→ Goal:
Going through the material below, please gather all lines with the word "inertia" in them.

----- Source material -----

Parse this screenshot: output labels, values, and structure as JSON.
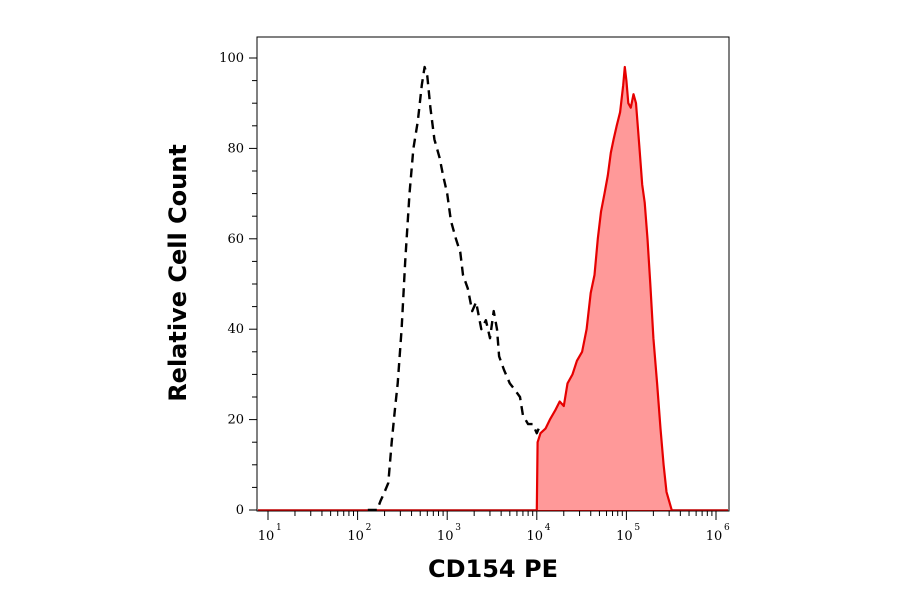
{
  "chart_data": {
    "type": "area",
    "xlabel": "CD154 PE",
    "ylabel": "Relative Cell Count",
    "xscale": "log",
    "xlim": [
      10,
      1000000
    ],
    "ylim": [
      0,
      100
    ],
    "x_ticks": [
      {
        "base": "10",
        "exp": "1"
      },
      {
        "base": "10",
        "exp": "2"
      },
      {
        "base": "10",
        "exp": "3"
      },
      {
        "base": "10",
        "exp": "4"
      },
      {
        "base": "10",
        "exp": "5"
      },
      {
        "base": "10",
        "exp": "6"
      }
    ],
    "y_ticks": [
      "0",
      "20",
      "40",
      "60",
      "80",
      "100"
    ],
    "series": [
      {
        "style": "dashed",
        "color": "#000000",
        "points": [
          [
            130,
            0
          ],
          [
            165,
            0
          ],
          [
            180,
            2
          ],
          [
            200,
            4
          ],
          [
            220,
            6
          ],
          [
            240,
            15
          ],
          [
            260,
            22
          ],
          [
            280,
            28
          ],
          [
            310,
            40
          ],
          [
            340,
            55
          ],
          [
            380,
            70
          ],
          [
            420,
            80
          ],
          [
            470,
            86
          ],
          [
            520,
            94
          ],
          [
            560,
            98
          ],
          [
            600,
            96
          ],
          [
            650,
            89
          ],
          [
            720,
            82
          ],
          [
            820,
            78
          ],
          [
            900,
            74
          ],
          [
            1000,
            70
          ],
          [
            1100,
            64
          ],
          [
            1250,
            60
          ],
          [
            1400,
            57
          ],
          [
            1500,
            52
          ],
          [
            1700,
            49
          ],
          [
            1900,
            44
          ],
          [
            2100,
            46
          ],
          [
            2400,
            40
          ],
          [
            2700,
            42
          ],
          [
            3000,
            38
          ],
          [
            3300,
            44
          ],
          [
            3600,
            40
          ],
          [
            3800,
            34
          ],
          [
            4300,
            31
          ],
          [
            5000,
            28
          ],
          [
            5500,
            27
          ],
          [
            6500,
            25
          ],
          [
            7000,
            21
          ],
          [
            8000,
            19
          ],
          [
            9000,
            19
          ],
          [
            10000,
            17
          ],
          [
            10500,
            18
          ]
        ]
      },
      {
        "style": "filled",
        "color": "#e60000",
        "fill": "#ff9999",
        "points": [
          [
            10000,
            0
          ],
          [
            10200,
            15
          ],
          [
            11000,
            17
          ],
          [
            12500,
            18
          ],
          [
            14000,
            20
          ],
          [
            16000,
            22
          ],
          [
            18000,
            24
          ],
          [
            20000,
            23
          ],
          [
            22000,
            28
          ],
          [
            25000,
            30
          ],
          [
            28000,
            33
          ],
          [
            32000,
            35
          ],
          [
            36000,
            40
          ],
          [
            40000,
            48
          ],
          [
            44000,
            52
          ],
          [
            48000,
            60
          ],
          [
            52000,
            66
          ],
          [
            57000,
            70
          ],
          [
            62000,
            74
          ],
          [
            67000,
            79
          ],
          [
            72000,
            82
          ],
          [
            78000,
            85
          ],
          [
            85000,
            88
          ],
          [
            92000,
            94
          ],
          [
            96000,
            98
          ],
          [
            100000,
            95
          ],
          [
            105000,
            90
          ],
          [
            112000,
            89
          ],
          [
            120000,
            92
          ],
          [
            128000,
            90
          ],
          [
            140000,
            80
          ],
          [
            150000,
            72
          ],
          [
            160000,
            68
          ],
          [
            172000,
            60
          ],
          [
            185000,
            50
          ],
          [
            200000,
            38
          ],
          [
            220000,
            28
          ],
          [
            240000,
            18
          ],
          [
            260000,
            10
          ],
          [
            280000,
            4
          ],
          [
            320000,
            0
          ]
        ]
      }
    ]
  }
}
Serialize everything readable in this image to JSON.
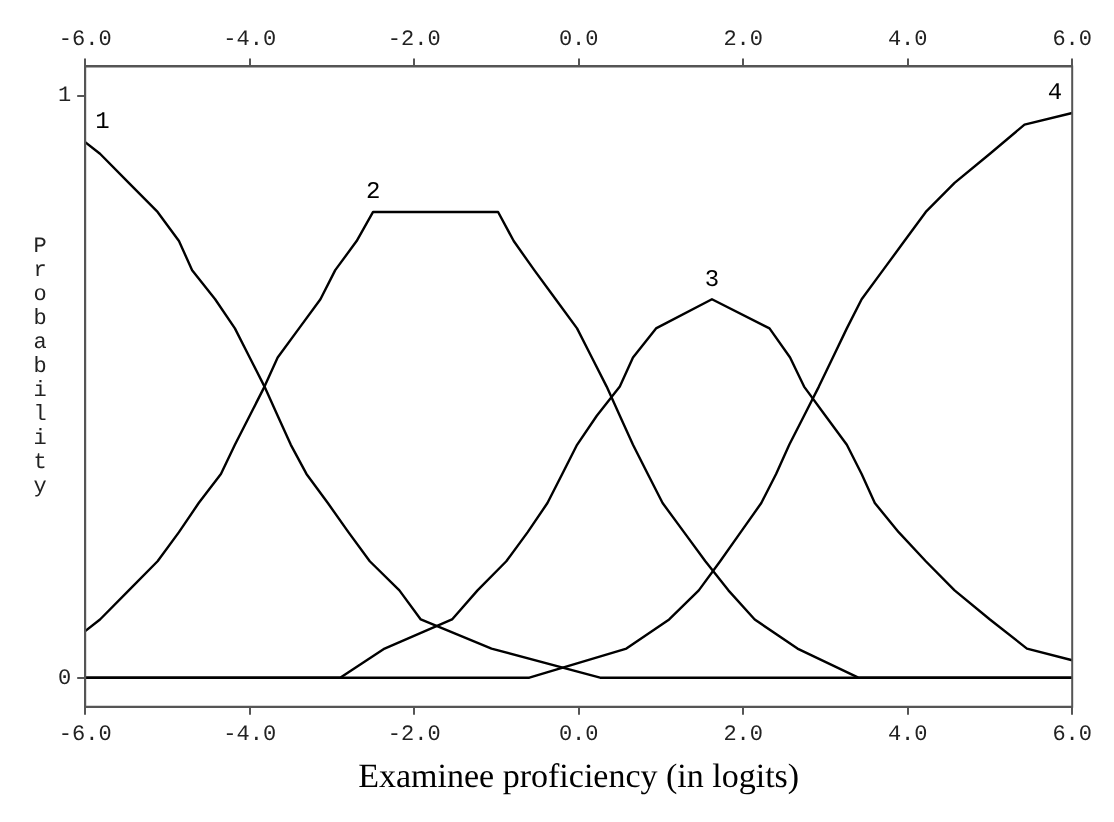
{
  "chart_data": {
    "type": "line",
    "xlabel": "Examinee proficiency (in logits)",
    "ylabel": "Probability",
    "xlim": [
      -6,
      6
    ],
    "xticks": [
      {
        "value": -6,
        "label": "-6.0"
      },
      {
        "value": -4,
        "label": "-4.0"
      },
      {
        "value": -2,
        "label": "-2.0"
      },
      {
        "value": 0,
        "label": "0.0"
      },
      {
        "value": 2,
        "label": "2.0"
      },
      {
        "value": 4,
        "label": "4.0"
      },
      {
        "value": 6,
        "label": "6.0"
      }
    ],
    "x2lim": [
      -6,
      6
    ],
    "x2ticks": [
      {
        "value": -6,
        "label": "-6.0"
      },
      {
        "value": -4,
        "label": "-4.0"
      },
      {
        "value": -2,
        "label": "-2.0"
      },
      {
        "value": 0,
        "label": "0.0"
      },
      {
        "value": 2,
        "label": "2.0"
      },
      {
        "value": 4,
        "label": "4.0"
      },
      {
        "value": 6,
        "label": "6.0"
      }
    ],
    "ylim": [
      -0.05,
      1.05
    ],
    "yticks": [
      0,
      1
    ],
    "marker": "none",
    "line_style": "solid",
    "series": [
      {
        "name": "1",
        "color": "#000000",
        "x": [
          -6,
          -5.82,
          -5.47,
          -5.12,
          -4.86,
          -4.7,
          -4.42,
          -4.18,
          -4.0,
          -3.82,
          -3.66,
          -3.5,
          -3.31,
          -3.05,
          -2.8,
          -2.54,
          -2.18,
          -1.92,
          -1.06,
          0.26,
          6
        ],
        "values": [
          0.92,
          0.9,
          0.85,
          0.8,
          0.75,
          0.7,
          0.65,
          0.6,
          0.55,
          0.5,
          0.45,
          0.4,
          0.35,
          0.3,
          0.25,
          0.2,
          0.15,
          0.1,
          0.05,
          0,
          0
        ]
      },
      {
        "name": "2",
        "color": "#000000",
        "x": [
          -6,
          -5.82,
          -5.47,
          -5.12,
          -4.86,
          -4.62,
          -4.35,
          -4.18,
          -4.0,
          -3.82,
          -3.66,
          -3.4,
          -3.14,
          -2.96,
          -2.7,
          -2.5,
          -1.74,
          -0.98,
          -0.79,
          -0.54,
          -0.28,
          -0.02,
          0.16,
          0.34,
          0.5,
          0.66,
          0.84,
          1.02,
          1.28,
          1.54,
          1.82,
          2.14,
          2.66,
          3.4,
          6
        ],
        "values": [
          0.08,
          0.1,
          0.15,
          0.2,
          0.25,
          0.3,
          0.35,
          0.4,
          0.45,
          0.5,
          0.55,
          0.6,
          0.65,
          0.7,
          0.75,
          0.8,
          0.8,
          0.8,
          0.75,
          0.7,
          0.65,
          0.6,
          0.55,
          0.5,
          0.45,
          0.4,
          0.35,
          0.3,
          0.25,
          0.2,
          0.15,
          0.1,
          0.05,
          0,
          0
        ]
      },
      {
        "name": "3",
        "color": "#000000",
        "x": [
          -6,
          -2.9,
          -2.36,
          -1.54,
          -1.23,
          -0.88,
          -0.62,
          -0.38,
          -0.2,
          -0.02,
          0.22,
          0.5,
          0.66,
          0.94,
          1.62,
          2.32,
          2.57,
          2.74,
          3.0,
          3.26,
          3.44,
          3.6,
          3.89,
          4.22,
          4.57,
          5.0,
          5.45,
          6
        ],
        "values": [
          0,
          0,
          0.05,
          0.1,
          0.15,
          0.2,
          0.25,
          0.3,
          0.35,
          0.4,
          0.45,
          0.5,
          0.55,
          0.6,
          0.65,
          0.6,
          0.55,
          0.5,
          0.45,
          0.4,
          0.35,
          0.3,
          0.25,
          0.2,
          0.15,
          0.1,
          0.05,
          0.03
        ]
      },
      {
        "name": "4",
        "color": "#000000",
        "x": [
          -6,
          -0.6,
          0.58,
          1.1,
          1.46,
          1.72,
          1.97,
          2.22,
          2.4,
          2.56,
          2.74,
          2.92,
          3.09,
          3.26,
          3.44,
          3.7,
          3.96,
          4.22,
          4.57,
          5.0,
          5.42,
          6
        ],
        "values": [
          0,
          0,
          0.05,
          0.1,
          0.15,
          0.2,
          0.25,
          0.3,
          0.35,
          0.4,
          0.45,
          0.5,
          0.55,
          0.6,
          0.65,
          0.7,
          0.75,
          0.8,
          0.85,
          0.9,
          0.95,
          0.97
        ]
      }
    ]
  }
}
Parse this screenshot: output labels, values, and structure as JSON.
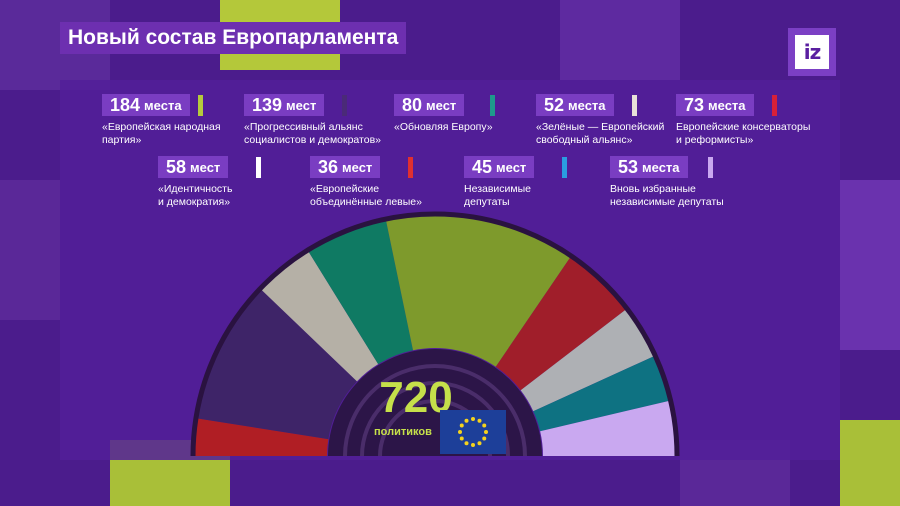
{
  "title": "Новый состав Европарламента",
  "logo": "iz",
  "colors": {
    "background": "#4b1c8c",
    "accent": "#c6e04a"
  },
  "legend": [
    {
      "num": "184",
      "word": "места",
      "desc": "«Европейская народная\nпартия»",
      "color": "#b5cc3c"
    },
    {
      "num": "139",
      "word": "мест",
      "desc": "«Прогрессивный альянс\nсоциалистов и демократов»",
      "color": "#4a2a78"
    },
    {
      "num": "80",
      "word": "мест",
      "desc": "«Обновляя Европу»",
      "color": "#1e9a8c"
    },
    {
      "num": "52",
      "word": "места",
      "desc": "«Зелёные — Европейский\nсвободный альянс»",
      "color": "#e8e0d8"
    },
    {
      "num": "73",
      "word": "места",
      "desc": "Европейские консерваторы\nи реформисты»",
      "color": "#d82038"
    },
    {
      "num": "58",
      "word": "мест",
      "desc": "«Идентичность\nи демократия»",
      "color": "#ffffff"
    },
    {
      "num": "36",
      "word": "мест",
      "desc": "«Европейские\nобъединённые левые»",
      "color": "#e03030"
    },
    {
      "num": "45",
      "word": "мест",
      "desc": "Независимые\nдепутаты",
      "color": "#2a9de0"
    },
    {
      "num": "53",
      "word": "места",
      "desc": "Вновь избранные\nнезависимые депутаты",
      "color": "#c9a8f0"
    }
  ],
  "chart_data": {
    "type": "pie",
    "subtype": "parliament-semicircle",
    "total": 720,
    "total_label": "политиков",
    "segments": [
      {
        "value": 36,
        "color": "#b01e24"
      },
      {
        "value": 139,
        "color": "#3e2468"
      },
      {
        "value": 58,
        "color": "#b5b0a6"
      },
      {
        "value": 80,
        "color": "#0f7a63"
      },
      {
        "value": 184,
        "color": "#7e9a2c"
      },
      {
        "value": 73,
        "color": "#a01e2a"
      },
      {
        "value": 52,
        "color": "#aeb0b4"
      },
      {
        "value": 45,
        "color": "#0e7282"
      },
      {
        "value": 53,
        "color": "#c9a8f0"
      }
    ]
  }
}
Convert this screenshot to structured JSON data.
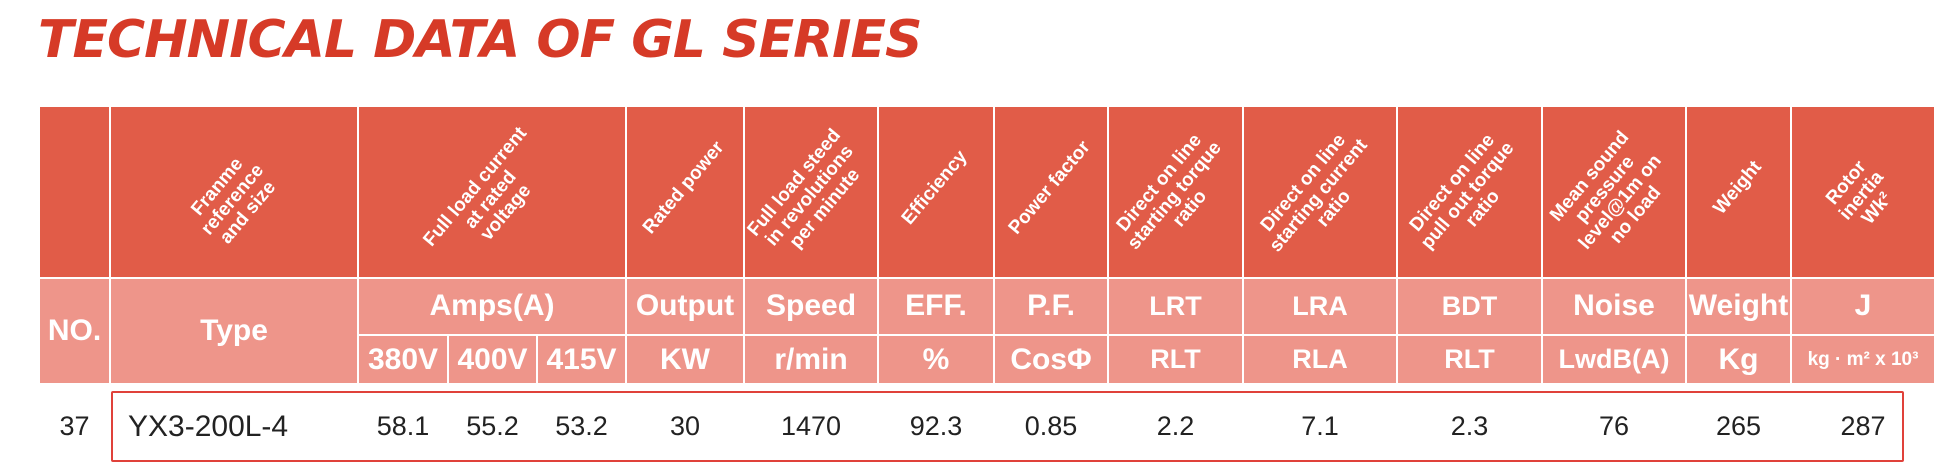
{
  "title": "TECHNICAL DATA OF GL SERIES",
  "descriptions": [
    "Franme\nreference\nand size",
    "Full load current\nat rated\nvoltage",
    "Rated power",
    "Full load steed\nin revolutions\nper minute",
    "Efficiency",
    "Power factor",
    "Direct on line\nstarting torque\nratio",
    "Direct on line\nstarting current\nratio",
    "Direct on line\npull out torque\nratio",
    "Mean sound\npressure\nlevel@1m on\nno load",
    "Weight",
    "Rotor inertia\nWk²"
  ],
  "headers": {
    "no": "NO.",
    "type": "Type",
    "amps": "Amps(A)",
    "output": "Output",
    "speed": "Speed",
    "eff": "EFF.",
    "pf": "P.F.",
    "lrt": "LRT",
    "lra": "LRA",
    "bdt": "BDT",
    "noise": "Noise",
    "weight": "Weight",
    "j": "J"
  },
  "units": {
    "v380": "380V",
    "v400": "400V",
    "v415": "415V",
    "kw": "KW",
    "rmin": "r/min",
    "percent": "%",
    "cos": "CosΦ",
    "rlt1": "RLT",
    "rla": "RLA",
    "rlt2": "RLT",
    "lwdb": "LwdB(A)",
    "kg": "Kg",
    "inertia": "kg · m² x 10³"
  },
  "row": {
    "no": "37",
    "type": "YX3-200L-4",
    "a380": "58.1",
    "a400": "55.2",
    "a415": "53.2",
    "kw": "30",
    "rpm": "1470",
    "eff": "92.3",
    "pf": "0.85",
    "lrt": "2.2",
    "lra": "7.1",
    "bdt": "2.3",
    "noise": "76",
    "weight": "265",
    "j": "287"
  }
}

-----

→ Answer below:
    "Rotor inertia\nWk²"
    "inertia": "kg · m² x 10³"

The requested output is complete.